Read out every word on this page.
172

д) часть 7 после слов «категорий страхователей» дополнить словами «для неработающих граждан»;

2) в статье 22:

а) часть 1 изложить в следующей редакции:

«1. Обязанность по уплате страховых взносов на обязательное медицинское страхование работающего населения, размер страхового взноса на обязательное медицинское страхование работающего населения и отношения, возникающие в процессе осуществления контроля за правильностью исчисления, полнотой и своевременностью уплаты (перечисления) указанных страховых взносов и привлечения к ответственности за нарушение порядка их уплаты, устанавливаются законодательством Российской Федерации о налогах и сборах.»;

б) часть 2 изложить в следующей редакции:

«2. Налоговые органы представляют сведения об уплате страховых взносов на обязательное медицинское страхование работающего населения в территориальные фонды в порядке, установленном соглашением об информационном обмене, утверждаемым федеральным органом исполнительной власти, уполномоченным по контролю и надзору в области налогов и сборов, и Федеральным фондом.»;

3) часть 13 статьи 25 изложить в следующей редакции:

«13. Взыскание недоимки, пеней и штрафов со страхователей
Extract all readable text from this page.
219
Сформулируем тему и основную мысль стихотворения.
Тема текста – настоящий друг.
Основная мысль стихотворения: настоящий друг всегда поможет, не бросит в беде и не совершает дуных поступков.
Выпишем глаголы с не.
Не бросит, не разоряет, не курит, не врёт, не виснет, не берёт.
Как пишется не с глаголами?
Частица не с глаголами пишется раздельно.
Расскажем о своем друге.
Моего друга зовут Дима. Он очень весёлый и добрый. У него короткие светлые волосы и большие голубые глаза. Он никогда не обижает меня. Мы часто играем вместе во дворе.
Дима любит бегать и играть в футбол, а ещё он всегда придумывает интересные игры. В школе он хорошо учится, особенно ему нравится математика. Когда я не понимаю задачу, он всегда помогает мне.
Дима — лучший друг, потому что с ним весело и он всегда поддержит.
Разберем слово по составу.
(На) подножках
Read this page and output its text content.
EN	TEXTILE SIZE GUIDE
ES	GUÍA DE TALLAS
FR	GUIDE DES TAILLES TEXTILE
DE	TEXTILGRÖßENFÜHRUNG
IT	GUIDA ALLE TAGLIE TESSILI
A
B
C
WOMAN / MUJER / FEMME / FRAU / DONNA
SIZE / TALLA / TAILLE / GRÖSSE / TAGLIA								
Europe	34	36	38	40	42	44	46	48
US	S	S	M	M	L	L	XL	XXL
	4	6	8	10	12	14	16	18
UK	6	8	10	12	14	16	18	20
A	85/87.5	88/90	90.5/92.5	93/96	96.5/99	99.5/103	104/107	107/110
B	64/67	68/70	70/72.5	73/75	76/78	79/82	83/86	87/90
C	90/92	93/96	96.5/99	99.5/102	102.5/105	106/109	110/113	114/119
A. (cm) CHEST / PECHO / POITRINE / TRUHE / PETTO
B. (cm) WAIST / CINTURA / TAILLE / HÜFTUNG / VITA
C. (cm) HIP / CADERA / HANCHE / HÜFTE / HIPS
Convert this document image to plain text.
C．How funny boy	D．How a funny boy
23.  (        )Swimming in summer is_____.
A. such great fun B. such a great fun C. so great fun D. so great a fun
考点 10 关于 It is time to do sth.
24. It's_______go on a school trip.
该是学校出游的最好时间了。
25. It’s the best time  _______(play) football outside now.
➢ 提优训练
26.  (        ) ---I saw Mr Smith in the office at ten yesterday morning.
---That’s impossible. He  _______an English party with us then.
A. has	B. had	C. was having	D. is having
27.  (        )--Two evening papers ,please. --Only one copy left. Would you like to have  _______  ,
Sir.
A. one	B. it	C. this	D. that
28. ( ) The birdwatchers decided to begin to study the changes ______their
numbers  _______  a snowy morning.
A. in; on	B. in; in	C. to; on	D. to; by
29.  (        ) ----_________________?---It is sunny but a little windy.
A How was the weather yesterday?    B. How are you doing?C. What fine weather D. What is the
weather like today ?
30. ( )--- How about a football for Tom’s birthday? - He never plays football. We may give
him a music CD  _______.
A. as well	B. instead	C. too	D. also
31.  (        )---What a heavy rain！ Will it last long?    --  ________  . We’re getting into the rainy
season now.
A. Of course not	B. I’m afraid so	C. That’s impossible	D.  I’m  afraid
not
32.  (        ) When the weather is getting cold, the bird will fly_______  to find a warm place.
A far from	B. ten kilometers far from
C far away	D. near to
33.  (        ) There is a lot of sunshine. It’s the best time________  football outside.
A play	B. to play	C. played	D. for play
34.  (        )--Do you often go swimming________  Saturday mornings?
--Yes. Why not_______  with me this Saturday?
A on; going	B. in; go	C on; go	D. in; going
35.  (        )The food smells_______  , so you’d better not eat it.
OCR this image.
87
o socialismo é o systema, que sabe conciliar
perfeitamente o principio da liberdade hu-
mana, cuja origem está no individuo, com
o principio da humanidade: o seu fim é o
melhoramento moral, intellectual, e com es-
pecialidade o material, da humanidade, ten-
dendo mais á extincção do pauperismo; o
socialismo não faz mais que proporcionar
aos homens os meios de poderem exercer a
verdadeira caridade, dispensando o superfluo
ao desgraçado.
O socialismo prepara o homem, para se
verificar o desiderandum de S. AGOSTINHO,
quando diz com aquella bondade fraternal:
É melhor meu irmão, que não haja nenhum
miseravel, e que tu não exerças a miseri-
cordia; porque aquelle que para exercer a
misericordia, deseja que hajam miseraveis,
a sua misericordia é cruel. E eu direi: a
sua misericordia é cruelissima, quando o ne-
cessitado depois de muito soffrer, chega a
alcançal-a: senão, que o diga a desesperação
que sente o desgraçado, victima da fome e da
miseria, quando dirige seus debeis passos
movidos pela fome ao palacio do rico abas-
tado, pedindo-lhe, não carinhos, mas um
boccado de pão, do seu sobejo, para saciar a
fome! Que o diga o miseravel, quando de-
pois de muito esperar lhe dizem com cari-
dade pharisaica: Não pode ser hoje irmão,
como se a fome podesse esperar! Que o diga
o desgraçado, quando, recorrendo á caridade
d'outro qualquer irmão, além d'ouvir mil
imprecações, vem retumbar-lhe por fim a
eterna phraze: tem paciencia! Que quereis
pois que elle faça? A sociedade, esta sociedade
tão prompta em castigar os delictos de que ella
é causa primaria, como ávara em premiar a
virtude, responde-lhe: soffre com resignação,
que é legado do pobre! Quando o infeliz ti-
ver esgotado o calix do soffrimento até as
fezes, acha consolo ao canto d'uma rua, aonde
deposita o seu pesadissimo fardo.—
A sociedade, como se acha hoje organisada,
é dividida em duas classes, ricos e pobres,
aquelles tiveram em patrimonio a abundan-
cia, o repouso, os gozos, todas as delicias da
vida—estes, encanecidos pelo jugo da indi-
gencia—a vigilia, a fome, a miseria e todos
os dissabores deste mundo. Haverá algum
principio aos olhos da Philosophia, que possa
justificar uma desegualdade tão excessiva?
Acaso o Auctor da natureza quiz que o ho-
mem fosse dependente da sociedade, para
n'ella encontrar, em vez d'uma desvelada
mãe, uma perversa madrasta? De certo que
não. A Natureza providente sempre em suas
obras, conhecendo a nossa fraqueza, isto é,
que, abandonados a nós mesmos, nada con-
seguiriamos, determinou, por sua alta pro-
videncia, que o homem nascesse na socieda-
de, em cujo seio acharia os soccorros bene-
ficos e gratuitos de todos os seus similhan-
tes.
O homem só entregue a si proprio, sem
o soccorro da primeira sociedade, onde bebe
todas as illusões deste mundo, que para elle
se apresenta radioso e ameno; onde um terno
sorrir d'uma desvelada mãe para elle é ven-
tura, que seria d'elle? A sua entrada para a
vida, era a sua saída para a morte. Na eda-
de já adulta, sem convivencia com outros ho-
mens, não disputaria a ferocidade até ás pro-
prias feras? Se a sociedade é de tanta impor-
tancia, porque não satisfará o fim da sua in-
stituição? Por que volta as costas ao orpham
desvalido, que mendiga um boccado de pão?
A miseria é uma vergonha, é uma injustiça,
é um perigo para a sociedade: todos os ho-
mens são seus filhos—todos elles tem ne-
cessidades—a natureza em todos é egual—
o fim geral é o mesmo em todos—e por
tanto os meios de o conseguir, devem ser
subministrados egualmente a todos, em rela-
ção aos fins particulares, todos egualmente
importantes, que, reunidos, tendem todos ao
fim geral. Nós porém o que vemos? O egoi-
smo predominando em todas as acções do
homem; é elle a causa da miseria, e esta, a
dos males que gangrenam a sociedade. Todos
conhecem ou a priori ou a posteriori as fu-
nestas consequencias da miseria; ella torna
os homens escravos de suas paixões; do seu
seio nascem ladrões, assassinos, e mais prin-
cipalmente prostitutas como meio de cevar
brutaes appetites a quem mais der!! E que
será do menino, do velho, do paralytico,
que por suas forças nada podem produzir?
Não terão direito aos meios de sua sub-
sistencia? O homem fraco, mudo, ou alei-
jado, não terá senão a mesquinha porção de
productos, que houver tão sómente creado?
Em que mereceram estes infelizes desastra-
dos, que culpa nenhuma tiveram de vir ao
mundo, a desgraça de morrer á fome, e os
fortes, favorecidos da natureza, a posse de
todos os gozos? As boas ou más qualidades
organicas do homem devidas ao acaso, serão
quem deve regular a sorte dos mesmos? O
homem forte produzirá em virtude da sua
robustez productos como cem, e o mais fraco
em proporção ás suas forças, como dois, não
- - - -
EXERCISE AIM: In the entries above, find every line holding the word "getting" and copy it out.

RESULT:
31.  (        )---What a heavy rain！ Will it last long?    --  ________  . We’re getting into the rainy
32.  (        ) When the weather is getting cold, the bird will fly_______  to find a warm place.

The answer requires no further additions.